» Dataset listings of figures
________________________

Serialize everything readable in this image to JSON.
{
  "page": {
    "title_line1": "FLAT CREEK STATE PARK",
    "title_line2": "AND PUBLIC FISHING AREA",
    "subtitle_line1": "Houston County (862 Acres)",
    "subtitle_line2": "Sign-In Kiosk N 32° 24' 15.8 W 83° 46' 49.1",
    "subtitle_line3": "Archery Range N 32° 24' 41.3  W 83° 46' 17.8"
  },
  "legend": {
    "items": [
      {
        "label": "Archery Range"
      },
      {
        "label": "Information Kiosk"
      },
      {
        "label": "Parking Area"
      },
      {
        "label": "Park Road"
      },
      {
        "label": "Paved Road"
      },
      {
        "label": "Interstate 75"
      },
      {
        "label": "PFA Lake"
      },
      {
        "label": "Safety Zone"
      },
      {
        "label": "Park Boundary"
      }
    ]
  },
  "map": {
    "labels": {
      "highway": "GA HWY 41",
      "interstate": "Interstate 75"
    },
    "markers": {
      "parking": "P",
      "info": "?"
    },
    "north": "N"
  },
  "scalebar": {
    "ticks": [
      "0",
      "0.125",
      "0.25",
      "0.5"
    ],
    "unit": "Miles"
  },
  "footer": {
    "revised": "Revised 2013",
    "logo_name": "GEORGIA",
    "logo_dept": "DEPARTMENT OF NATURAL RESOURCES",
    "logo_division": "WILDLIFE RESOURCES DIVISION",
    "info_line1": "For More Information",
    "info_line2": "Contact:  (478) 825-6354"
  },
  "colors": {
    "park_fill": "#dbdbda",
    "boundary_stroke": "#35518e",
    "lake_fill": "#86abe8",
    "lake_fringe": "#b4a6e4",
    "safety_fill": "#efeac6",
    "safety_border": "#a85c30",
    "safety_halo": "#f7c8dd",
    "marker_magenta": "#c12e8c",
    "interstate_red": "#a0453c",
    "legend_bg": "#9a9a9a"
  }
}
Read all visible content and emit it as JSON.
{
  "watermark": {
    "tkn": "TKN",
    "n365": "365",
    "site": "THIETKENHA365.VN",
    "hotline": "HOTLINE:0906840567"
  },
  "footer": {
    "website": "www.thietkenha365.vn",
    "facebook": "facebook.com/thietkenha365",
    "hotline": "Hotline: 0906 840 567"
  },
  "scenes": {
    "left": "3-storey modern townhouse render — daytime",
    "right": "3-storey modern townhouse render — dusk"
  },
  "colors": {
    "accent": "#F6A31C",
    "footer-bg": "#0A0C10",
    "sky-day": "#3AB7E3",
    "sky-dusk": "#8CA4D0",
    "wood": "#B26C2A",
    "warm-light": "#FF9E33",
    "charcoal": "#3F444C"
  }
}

________________________

» WORK TO BE COMPLETED
Write out each line of the data above again, exactly as given.

» FINAL RESULT
Serialize everything readable in this image to JSON.
{
  "page": {
    "title_line1": "FLAT CREEK STATE PARK",
    "title_line2": "AND PUBLIC FISHING AREA",
    "subtitle_line1": "Houston County (862 Acres)",
    "subtitle_line2": "Sign-In Kiosk N 32° 24' 15.8 W 83° 46' 49.1",
    "subtitle_line3": "Archery Range N 32° 24' 41.3  W 83° 46' 17.8"
  },
  "legend": {
    "items": [
      {
        "label": "Archery Range"
      },
      {
        "label": "Information Kiosk"
      },
      {
        "label": "Parking Area"
      },
      {
        "label": "Park Road"
      },
      {
        "label": "Paved Road"
      },
      {
        "label": "Interstate 75"
      },
      {
        "label": "PFA Lake"
      },
      {
        "label": "Safety Zone"
      },
      {
        "label": "Park Boundary"
      }
    ]
  },
  "map": {
    "labels": {
      "highway": "GA HWY 41",
      "interstate": "Interstate 75"
    },
    "markers": {
      "parking": "P",
      "info": "?"
    },
    "north": "N"
  },
  "scalebar": {
    "ticks": [
      "0",
      "0.125",
      "0.25",
      "0.5"
    ],
    "unit": "Miles"
  },
  "footer": {
    "revised": "Revised 2013",
    "logo_name": "GEORGIA",
    "logo_dept": "DEPARTMENT OF NATURAL RESOURCES",
    "logo_division": "WILDLIFE RESOURCES DIVISION",
    "info_line1": "For More Information",
    "info_line2": "Contact:  (478) 825-6354"
  },
  "colors": {
    "park_fill": "#dbdbda",
    "boundary_stroke": "#35518e",
    "lake_fill": "#86abe8",
    "lake_fringe": "#b4a6e4",
    "safety_fill": "#efeac6",
    "safety_border": "#a85c30",
    "safety_halo": "#f7c8dd",
    "marker_magenta": "#c12e8c",
    "interstate_red": "#a0453c",
    "legend_bg": "#9a9a9a"
  }
}
Read all visible content and emit it as JSON.
{
  "watermark": {
    "tkn": "TKN",
    "n365": "365",
    "site": "THIETKENHA365.VN",
    "hotline": "HOTLINE:0906840567"
  },
  "footer": {
    "website": "www.thietkenha365.vn",
    "facebook": "facebook.com/thietkenha365",
    "hotline": "Hotline: 0906 840 567"
  },
  "scenes": {
    "left": "3-storey modern townhouse render — daytime",
    "right": "3-storey modern townhouse render — dusk"
  },
  "colors": {
    "accent": "#F6A31C",
    "footer-bg": "#0A0C10",
    "sky-day": "#3AB7E3",
    "sky-dusk": "#8CA4D0",
    "wood": "#B26C2A",
    "warm-light": "#FF9E33",
    "charcoal": "#3F444C"
  }
}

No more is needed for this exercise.